| Texto |
>>>>
- O Estado de S.Paulo
Vivemos em primeira pessoa um dos paradoxos mais agudos da democracia, que é o de permitir que antidemocratas às vezes triunfem
Um diagnóstico expressivo sobre situações de crise estrutural, dessas que nos dão a impressão de se arrastarem indefinidamente e trazem só a certeza de que, depois de se estabilizarem, nada será como antes, chama a atenção para o perigoso interregno entre o velho, que já está morto, e o novo, que ainda não nasceu ou mal se deixa entrever. Esse interregno – diz o diagnóstico formulado nos anos 1930 por intelectual da esquerda marxista – estará povoado de fatos e ações incompreensíveis, movimentos fora dos padrões “normais” e até fenômenos patológicos, dotados, por isso mesmo, de carga explosiva.
Naqueles anos, áreas reducionistas da esquerda supunham que fantasmas e assombrações surgiam só de um lado. Vivia-se, segundo o esquema mais simples, a era da transição entre modos de produção radicalmente antagônicos e a reação contra esse horizonte revolucionário é que entorpeceria a razão e geraria monstros como o fascismo e o nazismo. Correntes mais atentas às lições da História passaram progressivamente a entender que o século das massas, agrupadas em partidos e sindicatos, não seria necessariamente um tempo de revoluções catastróficas, podendo constituir, ao contrário, rara oportunidade de ampliação e mudança do mundo liberal, com o enriquecimento da pauta original dos direitos civis com novos direitos sociais e econômicos.
Ao contrário do que pensavam os autoritários dos anos 1930, aquilo que por convenção chamamos Ocidente político, com sua sociedade civil rica e diversificada, iria afirmar-se nas décadas “gloriosas” do pós-guerra como um modelo que contém em si elementos de universalidade. Nesse Ocidente não haveria, por exemplo, lugar para o choque frontal de adversários irredutíveis, uma vez que todos – indivíduos e grupos sociais – têm sempre algo valioso a perder. Por exemplo, a ideia de produtividade do conflito. Longe de dilacerar o tecido social e arruinar os países, esse conflito, balizado por regras institucionais, seria antes sinal de vitalidade, renovação e progresso. O caos aparente das democracias, sua vida muitas vezes conturbada constituíam a razão básica da atração praticamente universal que irradiavam – atração que nós, brasileiros, pudemos muito bem sentir nos longos períodos de autoritarismo.
A política como hegemonia, não como força bruta, foi o que então propuseram mais ou menos explicitamente as correntes de esquerda identificadas com o Ocidente político. E, note-se bem, hegemonia não de classe ou de partido, o que só disfarçaria antigas taras autoritárias nelas também presentes, mas, sim, de algumas ideias-base suscetíveis de serem aceitas e apropriadas por todos. A dignidade de cada ser humano. A reconversão ecológica da economia, em face da crise do clima que a ciência afirma e se desenvolve sob nossos olhos.
<<<<
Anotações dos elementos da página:
>>>>
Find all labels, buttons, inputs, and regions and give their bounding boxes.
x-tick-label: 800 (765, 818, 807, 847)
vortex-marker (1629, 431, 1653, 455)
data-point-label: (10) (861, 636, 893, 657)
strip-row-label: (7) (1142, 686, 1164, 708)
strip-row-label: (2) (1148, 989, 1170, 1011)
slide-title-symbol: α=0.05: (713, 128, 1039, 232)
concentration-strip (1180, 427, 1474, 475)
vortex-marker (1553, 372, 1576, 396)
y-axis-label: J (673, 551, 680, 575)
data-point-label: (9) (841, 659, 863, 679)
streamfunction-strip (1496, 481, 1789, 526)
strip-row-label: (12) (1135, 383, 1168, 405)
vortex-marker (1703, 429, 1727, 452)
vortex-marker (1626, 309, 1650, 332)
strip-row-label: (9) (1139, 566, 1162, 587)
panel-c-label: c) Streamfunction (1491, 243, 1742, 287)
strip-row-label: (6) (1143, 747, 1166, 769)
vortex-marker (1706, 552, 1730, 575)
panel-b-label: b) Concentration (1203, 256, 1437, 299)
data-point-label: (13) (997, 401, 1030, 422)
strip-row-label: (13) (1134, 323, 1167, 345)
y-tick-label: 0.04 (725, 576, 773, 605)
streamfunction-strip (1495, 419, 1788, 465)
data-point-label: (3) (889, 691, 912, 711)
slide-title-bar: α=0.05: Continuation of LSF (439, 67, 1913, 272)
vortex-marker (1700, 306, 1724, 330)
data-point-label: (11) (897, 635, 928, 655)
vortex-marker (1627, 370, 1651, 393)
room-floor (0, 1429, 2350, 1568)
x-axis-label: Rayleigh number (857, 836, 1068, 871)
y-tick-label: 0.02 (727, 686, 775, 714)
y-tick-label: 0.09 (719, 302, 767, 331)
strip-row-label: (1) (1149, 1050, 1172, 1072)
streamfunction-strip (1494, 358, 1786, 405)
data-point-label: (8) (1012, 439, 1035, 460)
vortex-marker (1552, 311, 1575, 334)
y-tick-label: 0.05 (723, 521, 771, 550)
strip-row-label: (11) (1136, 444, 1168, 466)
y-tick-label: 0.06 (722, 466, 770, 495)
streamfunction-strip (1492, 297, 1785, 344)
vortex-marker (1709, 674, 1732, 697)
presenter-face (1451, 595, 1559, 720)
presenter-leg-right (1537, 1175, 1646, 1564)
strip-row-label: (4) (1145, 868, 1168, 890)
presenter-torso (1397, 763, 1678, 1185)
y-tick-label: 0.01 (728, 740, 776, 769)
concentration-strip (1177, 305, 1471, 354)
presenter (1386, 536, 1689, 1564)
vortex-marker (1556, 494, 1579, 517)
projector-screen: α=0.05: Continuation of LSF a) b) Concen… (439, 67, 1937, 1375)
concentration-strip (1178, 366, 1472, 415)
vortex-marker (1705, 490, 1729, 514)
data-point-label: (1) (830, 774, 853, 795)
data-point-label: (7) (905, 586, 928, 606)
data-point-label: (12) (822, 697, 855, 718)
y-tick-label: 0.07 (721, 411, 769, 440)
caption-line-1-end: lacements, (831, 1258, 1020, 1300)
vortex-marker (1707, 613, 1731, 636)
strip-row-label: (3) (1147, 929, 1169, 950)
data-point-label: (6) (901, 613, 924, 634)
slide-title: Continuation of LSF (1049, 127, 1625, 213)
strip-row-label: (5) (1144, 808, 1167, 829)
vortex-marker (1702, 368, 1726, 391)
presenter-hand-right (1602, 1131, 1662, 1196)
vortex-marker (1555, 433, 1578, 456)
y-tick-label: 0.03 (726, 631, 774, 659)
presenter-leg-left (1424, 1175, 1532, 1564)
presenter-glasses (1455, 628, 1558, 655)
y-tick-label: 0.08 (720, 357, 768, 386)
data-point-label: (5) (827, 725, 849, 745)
<<<<
| Instruções |
a. Segundo o artigo, em que década e por quem foi formulado o diagnóstico sobre o interregno entre o velho e o novo?
b. Reproduza, por favor, tudo o que vai do início das entradas até a linha que contém "data-point-label: (3) (889, 691, 912, 711)", com as duas pontas incluídas.

| Respostas |
a. Nos anos 1930, por um intelectual da esquerda marxista.

b.
Find all labels, buttons, inputs, and regions and give their bounding boxes.
x-tick-label: 800 (765, 818, 807, 847)
vortex-marker (1629, 431, 1653, 455)
data-point-label: (10) (861, 636, 893, 657)
strip-row-label: (7) (1142, 686, 1164, 708)
strip-row-label: (2) (1148, 989, 1170, 1011)
slide-title-symbol: α=0.05: (713, 128, 1039, 232)
concentration-strip (1180, 427, 1474, 475)
vortex-marker (1553, 372, 1576, 396)
y-axis-label: J (673, 551, 680, 575)
data-point-label: (9) (841, 659, 863, 679)
streamfunction-strip (1496, 481, 1789, 526)
strip-row-label: (12) (1135, 383, 1168, 405)
vortex-marker (1703, 429, 1727, 452)
vortex-marker (1626, 309, 1650, 332)
strip-row-label: (9) (1139, 566, 1162, 587)
panel-c-label: c) Streamfunction (1491, 243, 1742, 287)
strip-row-label: (6) (1143, 747, 1166, 769)
vortex-marker (1706, 552, 1730, 575)
panel-b-label: b) Concentration (1203, 256, 1437, 299)
data-point-label: (13) (997, 401, 1030, 422)
strip-row-label: (13) (1134, 323, 1167, 345)
y-tick-label: 0.04 (725, 576, 773, 605)
streamfunction-strip (1495, 419, 1788, 465)
data-point-label: (3) (889, 691, 912, 711)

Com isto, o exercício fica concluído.